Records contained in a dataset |
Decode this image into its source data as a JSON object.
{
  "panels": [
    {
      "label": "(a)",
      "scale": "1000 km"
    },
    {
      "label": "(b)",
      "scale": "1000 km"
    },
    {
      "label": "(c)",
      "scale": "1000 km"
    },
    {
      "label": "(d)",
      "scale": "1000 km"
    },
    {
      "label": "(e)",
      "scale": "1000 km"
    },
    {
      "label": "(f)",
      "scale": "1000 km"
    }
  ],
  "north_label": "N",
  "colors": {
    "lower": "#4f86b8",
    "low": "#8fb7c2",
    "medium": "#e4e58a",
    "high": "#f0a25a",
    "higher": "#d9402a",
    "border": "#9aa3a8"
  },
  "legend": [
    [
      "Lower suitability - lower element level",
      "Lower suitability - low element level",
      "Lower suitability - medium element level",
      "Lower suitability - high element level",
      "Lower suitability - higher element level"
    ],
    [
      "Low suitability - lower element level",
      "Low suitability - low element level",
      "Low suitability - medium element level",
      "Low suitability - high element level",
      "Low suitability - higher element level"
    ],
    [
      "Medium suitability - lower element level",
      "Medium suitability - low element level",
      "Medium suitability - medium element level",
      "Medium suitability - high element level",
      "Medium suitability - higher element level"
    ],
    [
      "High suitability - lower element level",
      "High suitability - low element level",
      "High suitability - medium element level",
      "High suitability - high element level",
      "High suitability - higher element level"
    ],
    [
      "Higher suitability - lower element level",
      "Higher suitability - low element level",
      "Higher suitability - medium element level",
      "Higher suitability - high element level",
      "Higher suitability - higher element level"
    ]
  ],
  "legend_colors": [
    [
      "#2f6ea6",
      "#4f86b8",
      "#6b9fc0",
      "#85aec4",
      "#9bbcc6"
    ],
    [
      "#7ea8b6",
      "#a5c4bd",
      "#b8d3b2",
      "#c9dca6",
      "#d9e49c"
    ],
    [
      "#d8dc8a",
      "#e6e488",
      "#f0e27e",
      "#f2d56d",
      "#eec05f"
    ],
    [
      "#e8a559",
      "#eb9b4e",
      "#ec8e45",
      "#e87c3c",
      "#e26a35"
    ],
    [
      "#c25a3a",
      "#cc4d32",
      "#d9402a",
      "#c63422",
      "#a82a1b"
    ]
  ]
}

==

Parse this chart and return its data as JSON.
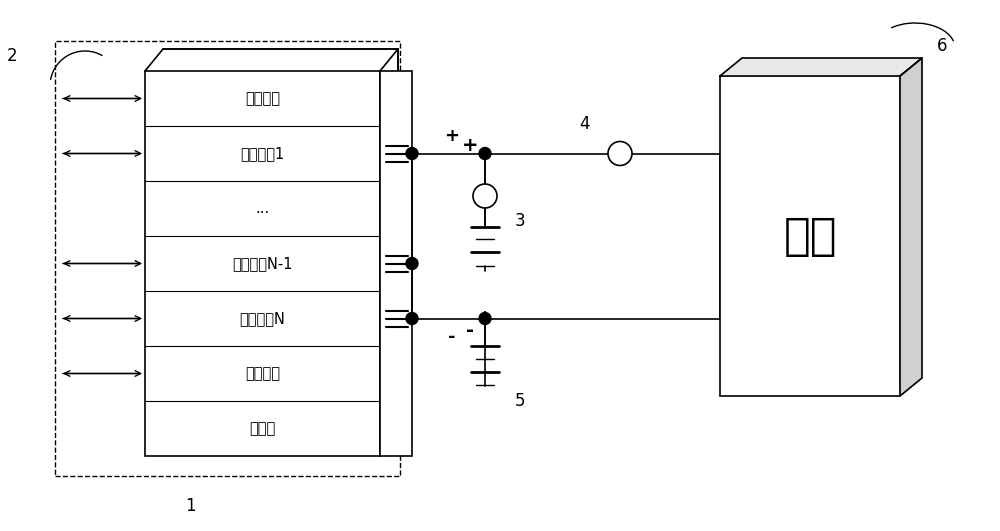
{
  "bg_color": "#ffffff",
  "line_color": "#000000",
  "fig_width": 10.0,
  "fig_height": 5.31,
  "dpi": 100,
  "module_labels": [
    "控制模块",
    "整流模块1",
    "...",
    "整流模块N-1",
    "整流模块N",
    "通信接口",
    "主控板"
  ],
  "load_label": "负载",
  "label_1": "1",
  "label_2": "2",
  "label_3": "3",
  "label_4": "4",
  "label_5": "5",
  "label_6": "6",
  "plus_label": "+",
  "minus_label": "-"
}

Exercise brief | Every line in the data that holds "JSON" should be copied out.

Written reply |
Decode this image into its source data as a JSON object.
Parse this chart and return its data as JSON.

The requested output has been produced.